The records are to be restated in their entirety, word for word.

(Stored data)
(begin)

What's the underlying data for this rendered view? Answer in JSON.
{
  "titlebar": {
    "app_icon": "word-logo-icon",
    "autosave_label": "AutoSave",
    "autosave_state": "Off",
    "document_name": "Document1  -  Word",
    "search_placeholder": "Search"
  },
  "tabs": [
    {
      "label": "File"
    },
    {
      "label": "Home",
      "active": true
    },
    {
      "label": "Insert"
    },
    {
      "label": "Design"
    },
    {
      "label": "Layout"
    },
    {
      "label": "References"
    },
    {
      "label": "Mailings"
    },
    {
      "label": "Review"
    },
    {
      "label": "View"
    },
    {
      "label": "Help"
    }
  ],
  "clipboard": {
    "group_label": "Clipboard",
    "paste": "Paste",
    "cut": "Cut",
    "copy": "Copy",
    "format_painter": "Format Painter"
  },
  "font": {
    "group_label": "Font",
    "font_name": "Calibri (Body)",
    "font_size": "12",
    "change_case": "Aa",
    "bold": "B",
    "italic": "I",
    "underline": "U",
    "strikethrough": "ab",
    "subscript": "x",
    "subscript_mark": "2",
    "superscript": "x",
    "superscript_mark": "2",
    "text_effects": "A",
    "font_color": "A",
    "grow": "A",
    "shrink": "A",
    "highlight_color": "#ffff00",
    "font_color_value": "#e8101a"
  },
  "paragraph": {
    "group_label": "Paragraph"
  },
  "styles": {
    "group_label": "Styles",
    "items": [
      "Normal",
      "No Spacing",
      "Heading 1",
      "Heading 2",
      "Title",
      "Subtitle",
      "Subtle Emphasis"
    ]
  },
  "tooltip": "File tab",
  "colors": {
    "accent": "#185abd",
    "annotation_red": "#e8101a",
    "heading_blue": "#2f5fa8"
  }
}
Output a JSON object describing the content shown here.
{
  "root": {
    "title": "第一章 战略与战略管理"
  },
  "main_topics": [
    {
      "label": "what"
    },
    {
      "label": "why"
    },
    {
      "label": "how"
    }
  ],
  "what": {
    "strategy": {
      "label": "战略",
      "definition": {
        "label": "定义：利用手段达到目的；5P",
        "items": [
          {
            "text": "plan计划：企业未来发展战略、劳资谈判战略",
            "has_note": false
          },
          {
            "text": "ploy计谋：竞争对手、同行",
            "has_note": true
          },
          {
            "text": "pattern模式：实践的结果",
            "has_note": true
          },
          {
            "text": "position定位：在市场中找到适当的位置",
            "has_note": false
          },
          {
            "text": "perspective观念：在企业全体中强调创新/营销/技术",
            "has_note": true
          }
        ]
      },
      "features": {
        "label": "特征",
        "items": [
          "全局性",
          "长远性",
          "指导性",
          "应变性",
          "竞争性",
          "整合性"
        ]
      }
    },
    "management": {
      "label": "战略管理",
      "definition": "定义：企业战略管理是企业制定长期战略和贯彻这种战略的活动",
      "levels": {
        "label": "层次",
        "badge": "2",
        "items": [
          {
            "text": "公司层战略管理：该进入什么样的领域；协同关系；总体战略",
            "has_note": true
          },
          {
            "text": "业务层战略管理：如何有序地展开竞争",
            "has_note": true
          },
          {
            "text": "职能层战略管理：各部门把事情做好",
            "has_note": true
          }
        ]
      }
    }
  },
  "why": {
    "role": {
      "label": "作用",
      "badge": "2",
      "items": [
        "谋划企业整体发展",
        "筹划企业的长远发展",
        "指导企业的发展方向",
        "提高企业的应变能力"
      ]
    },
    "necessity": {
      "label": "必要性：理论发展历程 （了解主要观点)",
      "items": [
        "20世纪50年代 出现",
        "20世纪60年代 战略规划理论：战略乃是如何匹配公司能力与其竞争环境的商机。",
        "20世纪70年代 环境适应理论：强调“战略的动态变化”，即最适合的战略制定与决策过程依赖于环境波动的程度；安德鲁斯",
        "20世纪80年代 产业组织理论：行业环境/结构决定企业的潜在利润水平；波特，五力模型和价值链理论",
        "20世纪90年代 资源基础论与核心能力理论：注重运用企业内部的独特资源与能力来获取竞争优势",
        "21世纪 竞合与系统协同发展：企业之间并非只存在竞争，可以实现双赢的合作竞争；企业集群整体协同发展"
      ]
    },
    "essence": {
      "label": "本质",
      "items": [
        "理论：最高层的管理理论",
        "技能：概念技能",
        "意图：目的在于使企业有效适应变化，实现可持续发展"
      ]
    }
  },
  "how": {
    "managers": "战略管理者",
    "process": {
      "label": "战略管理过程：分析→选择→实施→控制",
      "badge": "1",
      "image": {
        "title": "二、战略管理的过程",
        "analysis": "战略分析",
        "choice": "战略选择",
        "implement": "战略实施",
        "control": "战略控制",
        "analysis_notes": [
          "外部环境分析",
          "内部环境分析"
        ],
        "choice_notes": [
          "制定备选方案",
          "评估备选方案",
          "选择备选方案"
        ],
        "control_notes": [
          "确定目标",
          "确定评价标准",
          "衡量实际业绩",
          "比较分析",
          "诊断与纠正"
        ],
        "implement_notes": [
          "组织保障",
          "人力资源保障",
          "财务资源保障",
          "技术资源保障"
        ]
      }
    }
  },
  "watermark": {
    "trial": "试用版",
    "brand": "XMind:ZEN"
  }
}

(end)

**FINAL ANSWER**
What's the underlying data for this rendered view? Answer in JSON.
{
  "titlebar": {
    "app_icon": "word-logo-icon",
    "autosave_label": "AutoSave",
    "autosave_state": "Off",
    "document_name": "Document1  -  Word",
    "search_placeholder": "Search"
  },
  "tabs": [
    {
      "label": "File"
    },
    {
      "label": "Home",
      "active": true
    },
    {
      "label": "Insert"
    },
    {
      "label": "Design"
    },
    {
      "label": "Layout"
    },
    {
      "label": "References"
    },
    {
      "label": "Mailings"
    },
    {
      "label": "Review"
    },
    {
      "label": "View"
    },
    {
      "label": "Help"
    }
  ],
  "clipboard": {
    "group_label": "Clipboard",
    "paste": "Paste",
    "cut": "Cut",
    "copy": "Copy",
    "format_painter": "Format Painter"
  },
  "font": {
    "group_label": "Font",
    "font_name": "Calibri (Body)",
    "font_size": "12",
    "change_case": "Aa",
    "bold": "B",
    "italic": "I",
    "underline": "U",
    "strikethrough": "ab",
    "subscript": "x",
    "subscript_mark": "2",
    "superscript": "x",
    "superscript_mark": "2",
    "text_effects": "A",
    "font_color": "A",
    "grow": "A",
    "shrink": "A",
    "highlight_color": "#ffff00",
    "font_color_value": "#e8101a"
  },
  "paragraph": {
    "group_label": "Paragraph"
  },
  "styles": {
    "group_label": "Styles",
    "items": [
      "Normal",
      "No Spacing",
      "Heading 1",
      "Heading 2",
      "Title",
      "Subtitle",
      "Subtle Emphasis"
    ]
  },
  "tooltip": "File tab",
  "colors": {
    "accent": "#185abd",
    "annotation_red": "#e8101a",
    "heading_blue": "#2f5fa8"
  }
}
Output a JSON object describing the content shown here.
{
  "root": {
    "title": "第一章 战略与战略管理"
  },
  "main_topics": [
    {
      "label": "what"
    },
    {
      "label": "why"
    },
    {
      "label": "how"
    }
  ],
  "what": {
    "strategy": {
      "label": "战略",
      "definition": {
        "label": "定义：利用手段达到目的；5P",
        "items": [
          {
            "text": "plan计划：企业未来发展战略、劳资谈判战略",
            "has_note": false
          },
          {
            "text": "ploy计谋：竞争对手、同行",
            "has_note": true
          },
          {
            "text": "pattern模式：实践的结果",
            "has_note": true
          },
          {
            "text": "position定位：在市场中找到适当的位置",
            "has_note": false
          },
          {
            "text": "perspective观念：在企业全体中强调创新/营销/技术",
            "has_note": true
          }
        ]
      },
      "features": {
        "label": "特征",
        "items": [
          "全局性",
          "长远性",
          "指导性",
          "应变性",
          "竞争性",
          "整合性"
        ]
      }
    },
    "management": {
      "label": "战略管理",
      "definition": "定义：企业战略管理是企业制定长期战略和贯彻这种战略的活动",
      "levels": {
        "label": "层次",
        "badge": "2",
        "items": [
          {
            "text": "公司层战略管理：该进入什么样的领域；协同关系；总体战略",
            "has_note": true
          },
          {
            "text": "业务层战略管理：如何有序地展开竞争",
            "has_note": true
          },
          {
            "text": "职能层战略管理：各部门把事情做好",
            "has_note": true
          }
        ]
      }
    }
  },
  "why": {
    "role": {
      "label": "作用",
      "badge": "2",
      "items": [
        "谋划企业整体发展",
        "筹划企业的长远发展",
        "指导企业的发展方向",
        "提高企业的应变能力"
      ]
    },
    "necessity": {
      "label": "必要性：理论发展历程 （了解主要观点)",
      "items": [
        "20世纪50年代 出现",
        "20世纪60年代 战略规划理论：战略乃是如何匹配公司能力与其竞争环境的商机。",
        "20世纪70年代 环境适应理论：强调“战略的动态变化”，即最适合的战略制定与决策过程依赖于环境波动的程度；安德鲁斯",
        "20世纪80年代 产业组织理论：行业环境/结构决定企业的潜在利润水平；波特，五力模型和价值链理论",
        "20世纪90年代 资源基础论与核心能力理论：注重运用企业内部的独特资源与能力来获取竞争优势",
        "21世纪 竞合与系统协同发展：企业之间并非只存在竞争，可以实现双赢的合作竞争；企业集群整体协同发展"
      ]
    },
    "essence": {
      "label": "本质",
      "items": [
        "理论：最高层的管理理论",
        "技能：概念技能",
        "意图：目的在于使企业有效适应变化，实现可持续发展"
      ]
    }
  },
  "how": {
    "managers": "战略管理者",
    "process": {
      "label": "战略管理过程：分析→选择→实施→控制",
      "badge": "1",
      "image": {
        "title": "二、战略管理的过程",
        "analysis": "战略分析",
        "choice": "战略选择",
        "implement": "战略实施",
        "control": "战略控制",
        "analysis_notes": [
          "外部环境分析",
          "内部环境分析"
        ],
        "choice_notes": [
          "制定备选方案",
          "评估备选方案",
          "选择备选方案"
        ],
        "control_notes": [
          "确定目标",
          "确定评价标准",
          "衡量实际业绩",
          "比较分析",
          "诊断与纠正"
        ],
        "implement_notes": [
          "组织保障",
          "人力资源保障",
          "财务资源保障",
          "技术资源保障"
        ]
      }
    }
  },
  "watermark": {
    "trial": "试用版",
    "brand": "XMind:ZEN"
  }
}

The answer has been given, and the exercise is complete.